- SFIDE:
- a) Nell'estratto sul populismo, che cosa dovrebbero rivedere coloro che vogliono tenere in piedi il sistema liberal-democratico?
- b) Traduci in inglese questa frase dell'estratto sul populismo: "Il problema esiste, è diffuso a livello mondiale e ha un enorme impatto sul mondo di oggi, ma va innanzitutto analizzato e compreso perché non basta esorcizzarlo per farlo scomparire."
- c) Riprendi l'estratto sul populismo e proseguilo subito dopo la sua ultima frase.

- ESTRATTO DEL DOCUMENTO:
++++

Nello smaliziato mondo contemporaneo sono ben pochi a credere nell’efficacia della danza della pioggia, eppure, politici e commentatori replicano un meccanismo identico quando denunciano i terribili pericoli del populismo che viene demonizzato e attaccato con parole roboanti. Come le danze, per quanto convulse, non hanno nessun potere sulle precipitazioni atmosferiche, nello stesso modo le grida, per quanto altisonanti, possono scalfire l’avanzata del populismo. Il problema esiste, è diffuso a livello mondiale e ha un enorme impatto sul mondo di oggi, ma va innanzitutto analizzato e compreso perché non basta esorcizzarlo per farlo scomparire. Coloro che vogliono tenere in piedi il sistema liberal-democratico “dovrebbero intervenire nel merito delle argomentazioni costituzionali e politiche del populismo, invece di demonizzarle, e rivedere alcune fondamentali regole del gioco in modo da restituire potere decisionale ai cittadini e permettere loro di esercitare un controllo più stringente sui loro rappresentanti”.

++++

- DATI MOSTRATI:
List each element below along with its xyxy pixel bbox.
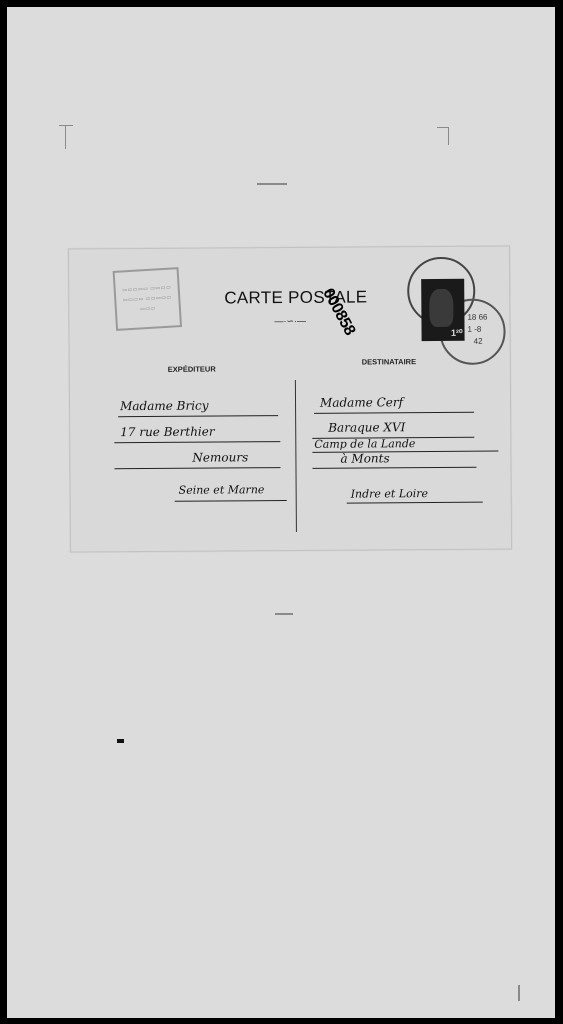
box-stamp-line: ▭▭▭	[140, 306, 156, 313]
specks	[117, 739, 124, 743]
box-stamp: ▭▭▭▭▭ ▭▭▭▭ ▭▭▭▭ ▭▭▭▭▭ ▭▭▭	[113, 267, 182, 331]
recipient-line: Camp de la Lande	[314, 437, 415, 451]
address-rule	[175, 500, 287, 502]
sender-line: 17 rue Berthier	[120, 425, 214, 440]
postcard-title: CARTE POSTALE	[224, 287, 367, 308]
address-rule	[314, 412, 474, 414]
registration-mark	[518, 985, 520, 1001]
sender-line: Madame Bricy	[120, 399, 209, 414]
stamp-value: 1²⁰	[451, 328, 463, 339]
registration-mark	[257, 183, 287, 185]
postmark-date: 18 66	[467, 313, 487, 322]
scan-sheet: ▭▭▭▭▭ ▭▭▭▭ ▭▭▭▭ ▭▭▭▭▭ ▭▭▭ CARTE POSTALE …	[7, 7, 555, 1018]
registration-mark	[59, 125, 73, 126]
recipient-line: Madame Cerf	[320, 395, 403, 410]
box-stamp-line: ▭▭▭▭▭ ▭▭▭▭	[122, 285, 171, 294]
sender-label: EXPÉDITEUR	[168, 365, 216, 374]
address-rule	[114, 467, 280, 469]
address-rule	[118, 415, 278, 417]
postmark-date: 42	[474, 337, 483, 346]
address-rule	[114, 441, 280, 443]
recipient-line: Indre et Loire	[351, 487, 428, 501]
postcard: ▭▭▭▭▭ ▭▭▭▭ ▭▭▭▭ ▭▭▭▭▭ ▭▭▭ CARTE POSTALE …	[68, 245, 512, 552]
registration-mark	[448, 127, 449, 145]
recipient-label: DESTINATAIRE	[362, 357, 416, 366]
sender-line: Seine et Marne	[179, 483, 265, 497]
address-rule	[312, 467, 476, 469]
postage-stamp: 1²⁰	[421, 279, 464, 341]
ornament-icon: —·∽·—	[274, 316, 306, 327]
postmark-date: 1 -8	[467, 325, 481, 334]
registration-mark	[65, 125, 66, 149]
recipient-line: à Monts	[340, 451, 389, 465]
portrait-icon	[429, 289, 453, 327]
divider-line	[295, 380, 297, 532]
recipient-line: Baraque XVI	[328, 420, 405, 435]
registration-mark	[275, 613, 293, 615]
address-rule	[347, 502, 483, 504]
sender-line: Nemours	[192, 450, 248, 464]
box-stamp-line: ▭▭▭▭ ▭▭▭▭▭	[123, 295, 172, 304]
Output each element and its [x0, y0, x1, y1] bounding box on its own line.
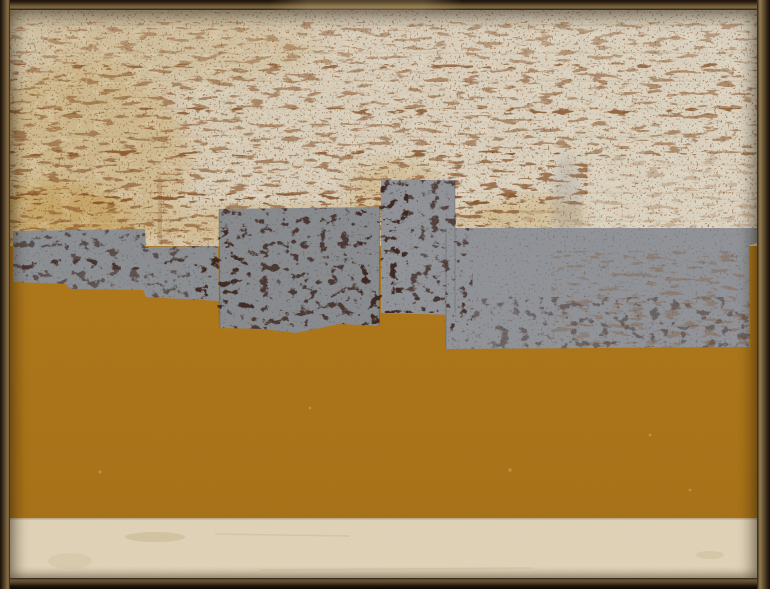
photo-grain: [10, 10, 757, 578]
frame-left-rail: [0, 0, 10, 589]
painting: [10, 10, 757, 578]
frame-right-rail: [757, 0, 770, 589]
painting-canvas: [10, 10, 757, 578]
framed-artwork-photo: [0, 0, 770, 589]
frame-bottom-rail: [0, 578, 770, 589]
frame-top-rail: [0, 0, 770, 10]
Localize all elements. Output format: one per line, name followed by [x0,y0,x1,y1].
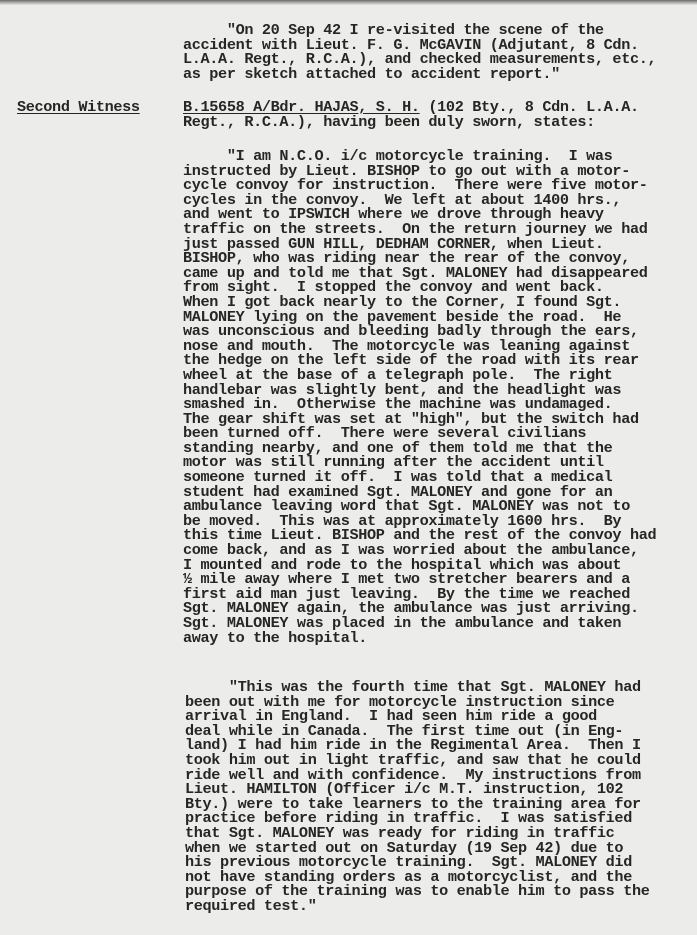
section-label-second-witness: Second Witness [17,100,140,115]
text-line: required test." [185,899,650,914]
statement-paragraph-2: "This was the fourth time that Sgt. MALO… [185,680,650,914]
text-line: away to the hospital. [183,631,656,646]
text-line: as per sketch attached to accident repor… [183,67,656,82]
intro-paragraph: "On 20 Sep 42 I re-visited the scene of … [183,23,656,81]
witness-sworn-line: Regt., R.C.A.), having been duly sworn, … [183,115,639,130]
typewritten-page: "On 20 Sep 42 I re-visited the scene of … [0,0,697,935]
statement-paragraph-1: "I am N.C.O. i/c motorcycle training. I … [183,149,656,645]
witness-heading: B.15658 A/Bdr. HAJAS, S. H. (102 Bty., 8… [183,100,639,129]
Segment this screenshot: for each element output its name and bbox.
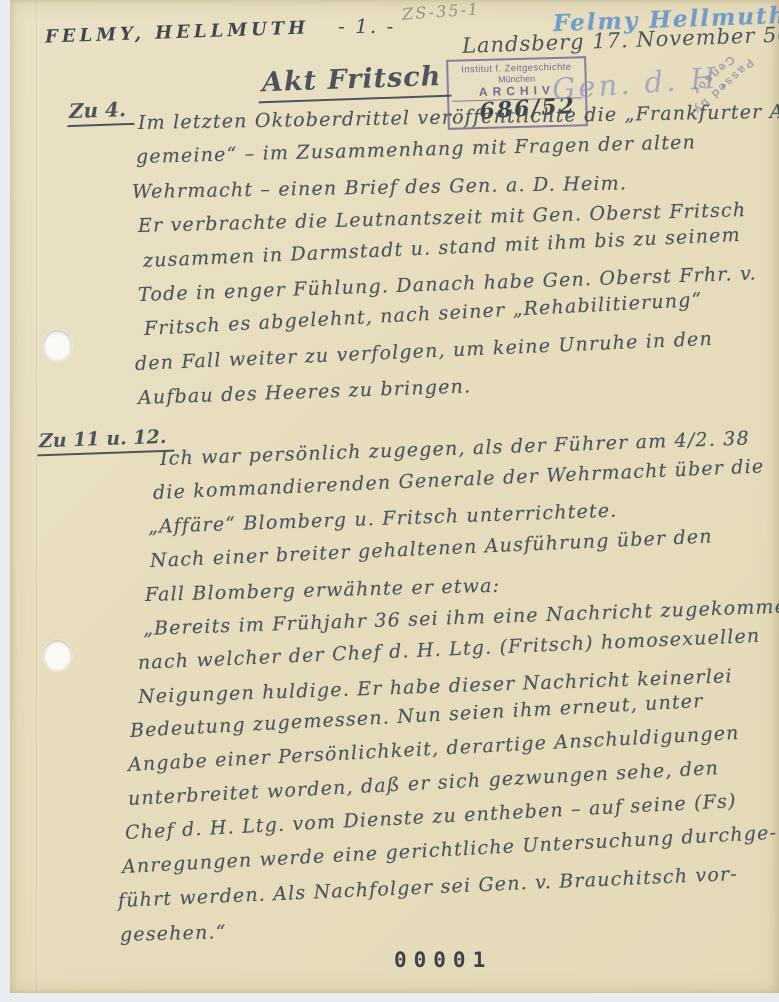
paper-sheet: ZS-35-1 Felmy Hellmuth FELMY, HELLMUTH -… [10,0,779,993]
punch-hole [43,330,72,361]
handwritten-line: Fall Blomberg erwähnte er etwa: [145,575,501,606]
handwritten-line: Aufbau des Heeres zu bringen. [138,376,472,410]
catalog-number-pencil: ZS-35-1 [401,0,480,24]
paper-crease [36,0,39,993]
document-title: Akt Fritsch [257,61,452,104]
handwritten-line: Wehrmacht – einen Brief des Gen. a. D. H… [132,172,628,203]
margin-note-zu11-12: Zu 11 u. 12. [37,426,175,457]
punch-hole [43,640,72,671]
scanned-document-page: { "document": { "catalog_pencil": "ZS-35… [0,0,779,1002]
handwritten-line: gesehen.“ [120,921,227,946]
handwritten-line: gemeine“ – im Zusammenhang mit Fragen de… [136,132,697,169]
author-name-header: FELMY, HELLMUTH [45,17,310,47]
page-stamp-number: 00001 [394,948,492,972]
margin-note-zu4: Zu 4. [67,97,135,127]
page-number: - 1. - [338,14,395,38]
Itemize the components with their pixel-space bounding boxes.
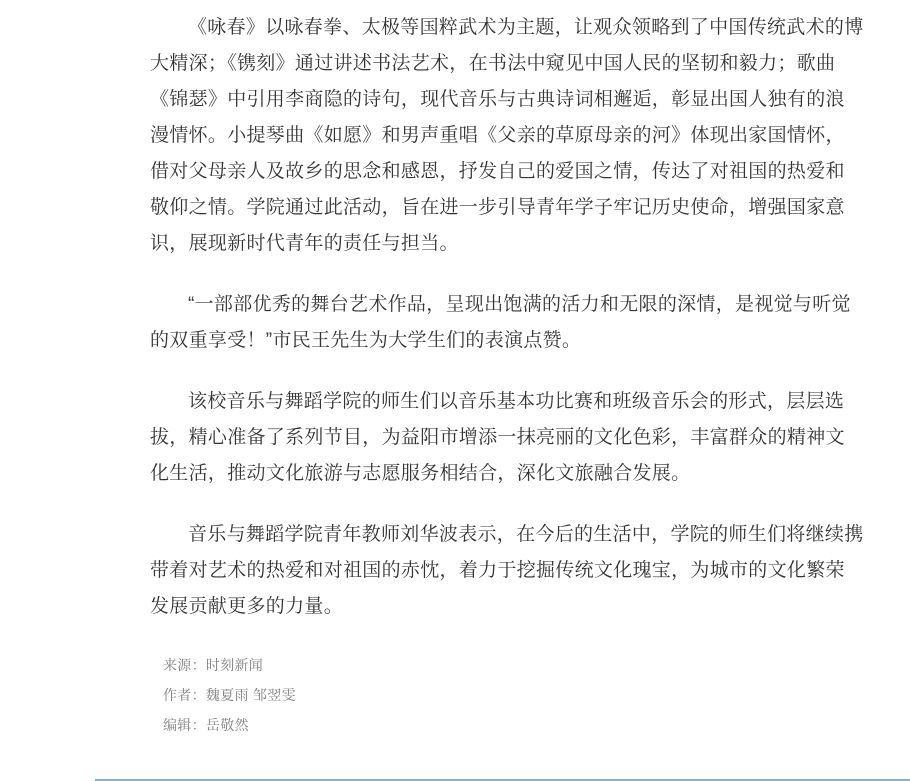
article-paragraph-2: “一部部优秀的舞台艺术作品，呈现出饱满的活力和无限的深情，是视觉与听觉的双重享受…	[150, 287, 864, 359]
meta-source-line: 来源：时刻新闻	[163, 650, 864, 680]
article-paragraph-4: 音乐与舞蹈学院青年教师刘华波表示，在今后的生活中，学院的师生们将继续携带着对艺术…	[150, 517, 864, 625]
meta-editor-line: 编辑：岳敬然	[163, 710, 864, 740]
article-paragraph-1: 《咏春》以咏春拳、太极等国粹武术为主题，让观众领略到了中国传统武术的博大精深；《…	[150, 10, 864, 262]
article-meta: 来源：时刻新闻 作者：魏夏雨 邹翌雯 编辑：岳敬然	[150, 650, 864, 740]
article-page: 《咏春》以咏春拳、太极等国粹武术为主题，让观众领略到了中国传统武术的博大精深；《…	[0, 0, 910, 781]
article-paragraph-3: 该校音乐与舞蹈学院的师生们以音乐基本功比赛和班级音乐会的形式，层层选拔，精心准备…	[150, 384, 864, 492]
meta-author-line: 作者：魏夏雨 邹翌雯	[163, 680, 864, 710]
article-body: 《咏春》以咏春拳、太极等国粹武术为主题，让观众领略到了中国传统武术的博大精深；《…	[0, 0, 910, 740]
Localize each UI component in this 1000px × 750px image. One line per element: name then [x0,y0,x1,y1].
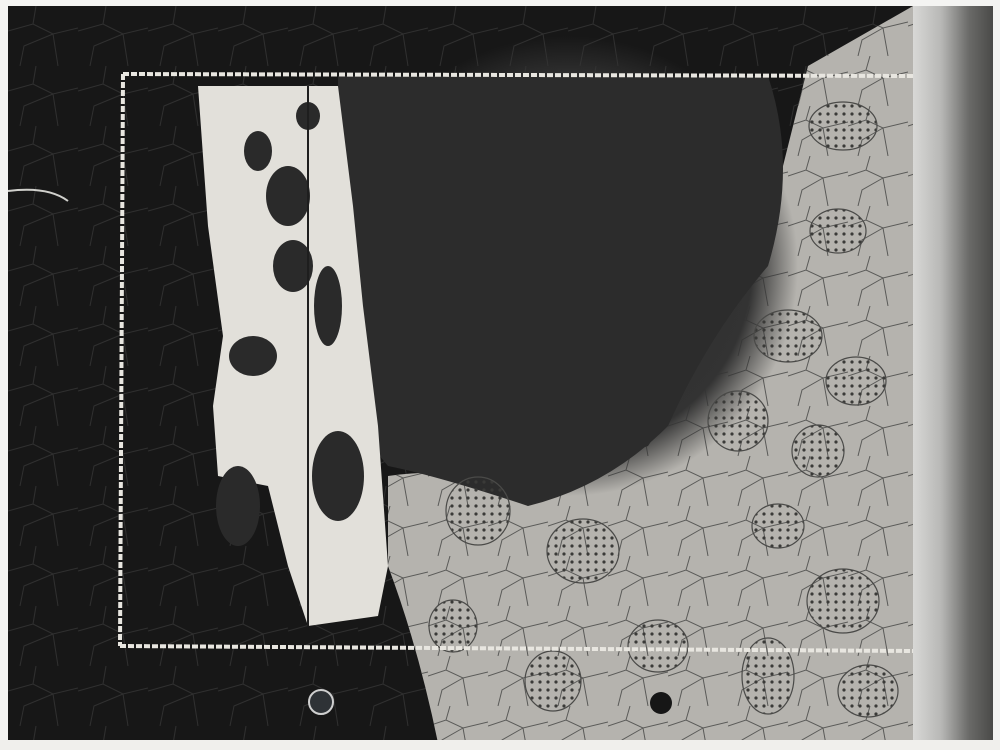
photo-paper-margin [0,740,1000,750]
photograph [8,6,993,743]
painting-surface [8,6,993,743]
punch-hole-right [650,692,672,714]
punch-hole-left [309,690,333,714]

++++

- RISPOSTE IN ORDINE:
- a) Alcune fondamentali regole del gioco.

- b) The problem exists, is widespread worldwide and has an enormous impact on today's world, but it must first of all be analyzed and understood, because exorcising it is not enough to make it disappear.

- c)
Le parole riportate sopra sono le conclusioni di Io, il popolo, di Nadia Urbinati, autorevole accademica italiana naturalizzata statunitense e professore ordinario di Teoria politica alla Columbia University di New York. Oltre all’insegnamento e alla ricerca, Urbinati scrive su diversi quotidiani italiani e partecipa attivamente al dibattito politico, sia sulla carta stampata che in appassionati interventi televisivi. Faccio queste precisazioni per fugare il timore che il suo libro abbia posizioni preconcette e sia critico verso il populismo da un punto di vista ideologico. L’analisi è frutto di un rigoroso lavoro accademico e rappresenta una disamina approfondita del fenomeno, descritto con grande precisione terminologica ma in un linguaggio chiaro e lineare (aiutato sicuramente dal fatto che la versione italiana deriva da quella in inglese, pubblicata lo scorso anno).
“Noi” e “loro”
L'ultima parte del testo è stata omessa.